(Your task): Return every record exactly as written.

(Extracted records):
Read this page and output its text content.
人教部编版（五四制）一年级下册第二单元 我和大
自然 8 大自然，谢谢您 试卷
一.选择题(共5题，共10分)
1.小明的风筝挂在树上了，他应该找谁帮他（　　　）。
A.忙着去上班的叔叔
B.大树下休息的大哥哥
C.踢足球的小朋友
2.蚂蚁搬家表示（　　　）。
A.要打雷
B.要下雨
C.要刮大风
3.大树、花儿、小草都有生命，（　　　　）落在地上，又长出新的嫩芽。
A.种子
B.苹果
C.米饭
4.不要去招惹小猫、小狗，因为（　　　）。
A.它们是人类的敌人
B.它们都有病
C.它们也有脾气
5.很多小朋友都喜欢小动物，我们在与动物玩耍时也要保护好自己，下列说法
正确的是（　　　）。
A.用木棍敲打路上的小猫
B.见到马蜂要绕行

(Expected output):
Read this page and output its text content.
人教部编版（五四制）一年级下册第二单元 我和大
自然 8 大自然，谢谢您 试卷
一.选择题(共5题，共10分)
1.小明的风筝挂在树上了，他应该找谁帮他（　　　）。
A.忙着去上班的叔叔
B.大树下休息的大哥哥
C.踢足球的小朋友
2.蚂蚁搬家表示（　　　）。
A.要打雷
B.要下雨
C.要刮大风
3.大树、花儿、小草都有生命，（　　　　）落在地上，又长出新的嫩芽。
A.种子
B.苹果
C.米饭
4.不要去招惹小猫、小狗，因为（　　　）。
A.它们是人类的敌人
B.它们都有病
C.它们也有脾气
5.很多小朋友都喜欢小动物，我们在与动物玩耍时也要保护好自己，下列说法
正确的是（　　　）。
A.用木棍敲打路上的小猫
B.见到马蜂要绕行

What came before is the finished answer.